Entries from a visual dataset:

- - -

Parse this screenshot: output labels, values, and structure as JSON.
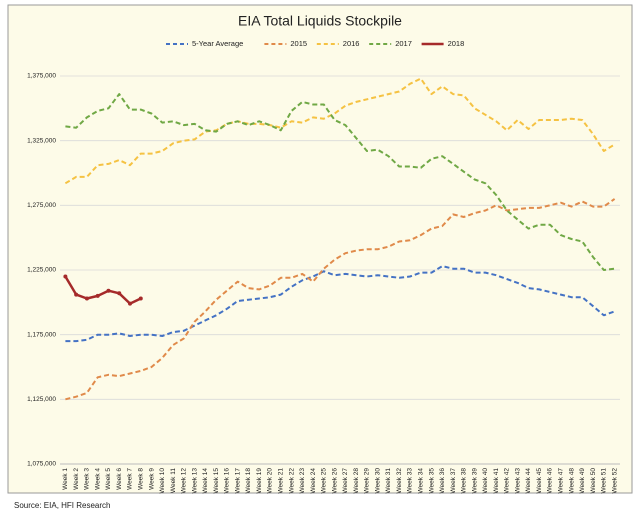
{
  "chart_data": {
    "type": "line",
    "title": "EIA Total Liquids Stockpile",
    "source": "Source: EIA, HFI Research",
    "categories": [
      "Week 1",
      "Week 2",
      "Week 3",
      "Week 4",
      "Week 5",
      "Week 6",
      "Week 7",
      "Week 8",
      "Week 9",
      "Week 10",
      "Week 11",
      "Week 12",
      "Week 13",
      "Week 14",
      "Week 15",
      "Week 16",
      "Week 17",
      "Week 18",
      "Week 19",
      "Week 20",
      "Week 21",
      "Week 22",
      "Week 23",
      "Week 24",
      "Week 25",
      "Week 26",
      "Week 27",
      "Week 28",
      "Week 29",
      "Week 30",
      "Week 31",
      "Week 32",
      "Week 33",
      "Week 34",
      "Week 35",
      "Week 36",
      "Week 37",
      "Week 38",
      "Week 39",
      "Week 40",
      "Week 41",
      "Week 42",
      "Week 43",
      "Week 44",
      "Week 45",
      "Week 46",
      "Week 47",
      "Week 48",
      "Week 49",
      "Week 50",
      "Week 51",
      "Week 52"
    ],
    "series": [
      {
        "name": "5-Year Average",
        "color": "#4472c4",
        "dashed": true,
        "values": [
          1170000,
          1170000,
          1171000,
          1175000,
          1175000,
          1176000,
          1174000,
          1175000,
          1175000,
          1174000,
          1177000,
          1178000,
          1182000,
          1186000,
          1190000,
          1195000,
          1201000,
          1202000,
          1203000,
          1204000,
          1206000,
          1212000,
          1217000,
          1220000,
          1224000,
          1221000,
          1222000,
          1221000,
          1220000,
          1221000,
          1220000,
          1219000,
          1220000,
          1223000,
          1223000,
          1228000,
          1226000,
          1226000,
          1223000,
          1223000,
          1221000,
          1218000,
          1215000,
          1211000,
          1210000,
          1208000,
          1206000,
          1204000,
          1204000,
          1197000,
          1190000,
          1193000
        ]
      },
      {
        "name": "2015",
        "color": "#e08a4a",
        "dashed": true,
        "values": [
          1125000,
          1127000,
          1130000,
          1142000,
          1144000,
          1143000,
          1145000,
          1147000,
          1150000,
          1157000,
          1167000,
          1172000,
          1185000,
          1193000,
          1202000,
          1209000,
          1216000,
          1211000,
          1210000,
          1213000,
          1219000,
          1219000,
          1222000,
          1216000,
          1226000,
          1233000,
          1238000,
          1240000,
          1241000,
          1241000,
          1243000,
          1247000,
          1248000,
          1252000,
          1257000,
          1259000,
          1268000,
          1266000,
          1269000,
          1271000,
          1275000,
          1271000,
          1272000,
          1273000,
          1273000,
          1275000,
          1277000,
          1274000,
          1278000,
          1274000,
          1274000,
          1280000
        ]
      },
      {
        "name": "2016",
        "color": "#f5c242",
        "dashed": true,
        "values": [
          1292000,
          1297000,
          1297000,
          1306000,
          1307000,
          1310000,
          1306000,
          1315000,
          1315000,
          1317000,
          1323000,
          1325000,
          1326000,
          1332000,
          1333000,
          1338000,
          1340000,
          1338000,
          1338000,
          1337000,
          1335000,
          1340000,
          1339000,
          1343000,
          1342000,
          1346000,
          1352000,
          1355000,
          1357000,
          1359000,
          1361000,
          1363000,
          1369000,
          1373000,
          1361000,
          1367000,
          1361000,
          1360000,
          1350000,
          1345000,
          1340000,
          1333000,
          1341000,
          1334000,
          1341000,
          1341000,
          1341000,
          1342000,
          1341000,
          1330000,
          1317000,
          1322000
        ]
      },
      {
        "name": "2017",
        "color": "#70a845",
        "dashed": true,
        "values": [
          1336000,
          1335000,
          1343000,
          1348000,
          1350000,
          1361000,
          1349000,
          1349000,
          1346000,
          1339000,
          1340000,
          1337000,
          1338000,
          1333000,
          1332000,
          1338000,
          1340000,
          1337000,
          1340000,
          1337000,
          1333000,
          1348000,
          1355000,
          1353000,
          1353000,
          1341000,
          1337000,
          1327000,
          1317000,
          1318000,
          1313000,
          1305000,
          1305000,
          1304000,
          1311000,
          1313000,
          1307000,
          1301000,
          1295000,
          1292000,
          1283000,
          1271000,
          1264000,
          1257000,
          1260000,
          1260000,
          1252000,
          1249000,
          1247000,
          1235000,
          1225000,
          1226000
        ]
      },
      {
        "name": "2018",
        "color": "#a52a2a",
        "dashed": false,
        "values": [
          1220000,
          1206000,
          1203000,
          1205000,
          1209000,
          1207000,
          1199000,
          1203000,
          null,
          null,
          null,
          null,
          null,
          null,
          null,
          null,
          null,
          null,
          null,
          null,
          null,
          null,
          null,
          null,
          null,
          null,
          null,
          null,
          null,
          null,
          null,
          null,
          null,
          null,
          null,
          null,
          null,
          null,
          null,
          null,
          null,
          null,
          null,
          null,
          null,
          null,
          null,
          null,
          null,
          null,
          null,
          null
        ]
      }
    ],
    "ylim": [
      1075000,
      1375000
    ],
    "yticks": [
      {
        "value": 1075000,
        "label": "1,075,000"
      },
      {
        "value": 1125000,
        "label": "1,125,000"
      },
      {
        "value": 1175000,
        "label": "1,175,000"
      },
      {
        "value": 1225000,
        "label": "1,225,000"
      },
      {
        "value": 1275000,
        "label": "1,275,000"
      },
      {
        "value": 1325000,
        "label": "1,325,000"
      },
      {
        "value": 1375000,
        "label": "1,375,000"
      }
    ],
    "grid": true,
    "legend": "top"
  }
}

- - -

- Request -
Pick out each line that holds the string "color".

- Complete response -
        "color": "#4472c4",
        "color": "#e08a4a",
        "color": "#f5c242",
        "color": "#70a845",
        "color": "#a52a2a",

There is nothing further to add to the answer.